* PROBLEM
Quote the lines below exactly, from the one that holds "Decode this image" through the final line of the records, and only those.

————————

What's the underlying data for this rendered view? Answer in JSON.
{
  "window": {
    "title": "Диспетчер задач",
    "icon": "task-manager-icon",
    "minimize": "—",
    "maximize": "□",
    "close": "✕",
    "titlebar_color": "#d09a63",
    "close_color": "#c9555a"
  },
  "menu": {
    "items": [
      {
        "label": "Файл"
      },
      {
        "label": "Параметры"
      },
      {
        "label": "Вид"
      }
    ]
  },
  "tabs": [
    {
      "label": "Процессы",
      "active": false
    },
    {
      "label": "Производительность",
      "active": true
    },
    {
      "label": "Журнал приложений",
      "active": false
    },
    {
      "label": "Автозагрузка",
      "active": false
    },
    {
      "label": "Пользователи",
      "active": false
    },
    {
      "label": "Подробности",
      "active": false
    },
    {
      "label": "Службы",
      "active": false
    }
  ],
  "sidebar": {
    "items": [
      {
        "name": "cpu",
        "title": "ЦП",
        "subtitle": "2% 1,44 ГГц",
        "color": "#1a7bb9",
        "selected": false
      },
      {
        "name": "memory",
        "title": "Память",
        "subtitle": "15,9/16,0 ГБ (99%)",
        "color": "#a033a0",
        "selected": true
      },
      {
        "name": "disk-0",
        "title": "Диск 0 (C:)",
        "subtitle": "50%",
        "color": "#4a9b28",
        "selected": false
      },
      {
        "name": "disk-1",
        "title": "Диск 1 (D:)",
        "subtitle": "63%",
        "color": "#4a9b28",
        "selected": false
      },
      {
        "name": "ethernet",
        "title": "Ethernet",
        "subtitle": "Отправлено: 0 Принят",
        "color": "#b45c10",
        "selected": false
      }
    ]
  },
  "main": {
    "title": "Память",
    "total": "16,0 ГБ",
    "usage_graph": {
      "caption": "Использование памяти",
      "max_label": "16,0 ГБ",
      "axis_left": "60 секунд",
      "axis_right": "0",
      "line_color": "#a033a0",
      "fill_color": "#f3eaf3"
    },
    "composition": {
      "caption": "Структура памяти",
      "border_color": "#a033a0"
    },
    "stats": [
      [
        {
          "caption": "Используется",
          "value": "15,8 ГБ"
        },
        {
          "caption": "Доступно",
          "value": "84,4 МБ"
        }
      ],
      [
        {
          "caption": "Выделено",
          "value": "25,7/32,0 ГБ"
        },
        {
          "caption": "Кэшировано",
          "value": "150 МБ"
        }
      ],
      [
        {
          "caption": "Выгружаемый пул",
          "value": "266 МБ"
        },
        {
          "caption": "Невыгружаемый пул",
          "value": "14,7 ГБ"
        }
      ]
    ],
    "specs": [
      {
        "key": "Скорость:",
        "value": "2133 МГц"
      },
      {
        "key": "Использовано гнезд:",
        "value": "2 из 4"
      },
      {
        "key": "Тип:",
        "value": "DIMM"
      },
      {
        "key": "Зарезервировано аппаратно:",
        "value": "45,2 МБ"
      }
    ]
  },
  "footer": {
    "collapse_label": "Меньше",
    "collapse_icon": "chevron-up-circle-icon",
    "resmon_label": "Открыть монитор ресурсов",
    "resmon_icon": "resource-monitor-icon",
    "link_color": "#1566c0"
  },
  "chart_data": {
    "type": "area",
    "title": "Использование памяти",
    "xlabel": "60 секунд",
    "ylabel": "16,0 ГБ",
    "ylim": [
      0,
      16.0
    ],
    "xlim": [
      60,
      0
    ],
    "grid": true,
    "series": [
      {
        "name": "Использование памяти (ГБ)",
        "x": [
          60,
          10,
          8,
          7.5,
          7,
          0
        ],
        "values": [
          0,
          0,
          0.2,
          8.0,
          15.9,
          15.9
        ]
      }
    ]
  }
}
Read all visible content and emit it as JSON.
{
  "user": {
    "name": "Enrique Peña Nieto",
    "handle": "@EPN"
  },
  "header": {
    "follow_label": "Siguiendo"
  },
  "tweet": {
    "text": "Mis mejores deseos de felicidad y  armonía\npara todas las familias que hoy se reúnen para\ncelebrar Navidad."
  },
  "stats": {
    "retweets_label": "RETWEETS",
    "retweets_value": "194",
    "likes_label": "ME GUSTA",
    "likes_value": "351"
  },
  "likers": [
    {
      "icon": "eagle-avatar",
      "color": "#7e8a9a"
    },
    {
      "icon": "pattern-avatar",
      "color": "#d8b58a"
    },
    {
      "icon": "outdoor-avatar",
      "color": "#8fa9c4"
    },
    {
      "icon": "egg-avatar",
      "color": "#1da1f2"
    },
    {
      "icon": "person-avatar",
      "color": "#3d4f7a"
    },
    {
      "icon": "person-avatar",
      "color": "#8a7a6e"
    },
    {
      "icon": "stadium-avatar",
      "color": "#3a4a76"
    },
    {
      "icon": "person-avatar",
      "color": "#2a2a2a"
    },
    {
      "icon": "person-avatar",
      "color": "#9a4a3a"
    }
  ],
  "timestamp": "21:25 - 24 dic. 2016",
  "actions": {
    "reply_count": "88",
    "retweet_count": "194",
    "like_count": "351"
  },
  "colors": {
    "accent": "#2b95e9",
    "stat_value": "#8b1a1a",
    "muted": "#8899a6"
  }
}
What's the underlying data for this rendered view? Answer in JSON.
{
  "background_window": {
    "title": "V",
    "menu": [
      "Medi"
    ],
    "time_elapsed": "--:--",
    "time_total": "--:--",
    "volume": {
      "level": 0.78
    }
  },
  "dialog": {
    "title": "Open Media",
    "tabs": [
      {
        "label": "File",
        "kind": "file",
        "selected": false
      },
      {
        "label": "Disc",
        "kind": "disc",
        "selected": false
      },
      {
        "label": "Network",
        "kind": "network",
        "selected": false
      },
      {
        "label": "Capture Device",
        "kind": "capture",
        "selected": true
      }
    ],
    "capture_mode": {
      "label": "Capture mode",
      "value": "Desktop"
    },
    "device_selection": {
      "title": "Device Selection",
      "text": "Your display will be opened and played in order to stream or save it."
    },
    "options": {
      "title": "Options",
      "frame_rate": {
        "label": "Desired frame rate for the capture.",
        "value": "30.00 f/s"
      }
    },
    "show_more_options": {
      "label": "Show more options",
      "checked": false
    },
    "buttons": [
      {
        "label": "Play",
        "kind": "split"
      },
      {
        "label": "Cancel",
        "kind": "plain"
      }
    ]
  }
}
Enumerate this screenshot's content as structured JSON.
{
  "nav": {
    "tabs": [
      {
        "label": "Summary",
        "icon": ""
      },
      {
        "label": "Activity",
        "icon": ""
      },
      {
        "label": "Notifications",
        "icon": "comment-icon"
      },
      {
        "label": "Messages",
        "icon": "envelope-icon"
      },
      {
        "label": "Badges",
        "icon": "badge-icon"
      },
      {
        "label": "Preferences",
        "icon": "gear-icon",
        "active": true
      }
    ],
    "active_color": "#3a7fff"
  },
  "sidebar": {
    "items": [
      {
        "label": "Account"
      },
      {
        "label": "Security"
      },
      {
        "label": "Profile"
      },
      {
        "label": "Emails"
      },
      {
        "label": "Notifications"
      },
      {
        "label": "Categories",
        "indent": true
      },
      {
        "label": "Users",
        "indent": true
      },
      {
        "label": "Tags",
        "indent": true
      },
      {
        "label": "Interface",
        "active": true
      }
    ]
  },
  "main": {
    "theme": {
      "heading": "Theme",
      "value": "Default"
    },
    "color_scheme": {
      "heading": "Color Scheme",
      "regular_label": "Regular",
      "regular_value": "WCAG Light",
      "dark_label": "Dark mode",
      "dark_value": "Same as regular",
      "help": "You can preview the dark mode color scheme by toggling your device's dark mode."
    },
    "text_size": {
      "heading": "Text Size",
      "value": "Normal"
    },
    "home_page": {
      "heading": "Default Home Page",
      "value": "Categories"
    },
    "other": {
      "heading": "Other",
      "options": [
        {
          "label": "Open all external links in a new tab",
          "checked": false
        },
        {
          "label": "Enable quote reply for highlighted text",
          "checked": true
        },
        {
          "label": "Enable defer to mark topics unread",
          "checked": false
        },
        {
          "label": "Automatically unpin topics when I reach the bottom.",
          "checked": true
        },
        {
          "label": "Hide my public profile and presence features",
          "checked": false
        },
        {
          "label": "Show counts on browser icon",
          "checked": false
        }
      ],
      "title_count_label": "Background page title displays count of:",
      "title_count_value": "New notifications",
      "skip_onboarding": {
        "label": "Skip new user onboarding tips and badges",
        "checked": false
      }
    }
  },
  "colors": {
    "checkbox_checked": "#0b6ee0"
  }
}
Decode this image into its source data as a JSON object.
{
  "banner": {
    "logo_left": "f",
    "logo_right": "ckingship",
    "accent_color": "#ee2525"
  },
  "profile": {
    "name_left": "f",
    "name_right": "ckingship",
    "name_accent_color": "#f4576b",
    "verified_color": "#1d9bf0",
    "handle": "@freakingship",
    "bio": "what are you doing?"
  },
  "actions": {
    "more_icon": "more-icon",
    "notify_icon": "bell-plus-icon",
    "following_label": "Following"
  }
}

————————

* SOLUTION TO THE EXERCISE
Decode this image into its source data as a JSON object.
{
  "banner": {
    "logo_left": "f",
    "logo_right": "ckingship",
    "accent_color": "#ee2525"
  },
  "profile": {
    "name_left": "f",
    "name_right": "ckingship",
    "name_accent_color": "#f4576b",
    "verified_color": "#1d9bf0",
    "handle": "@freakingship",
    "bio": "what are you doing?"
  },
  "actions": {
    "more_icon": "more-icon",
    "notify_icon": "bell-plus-icon",
    "following_label": "Following"
  }
}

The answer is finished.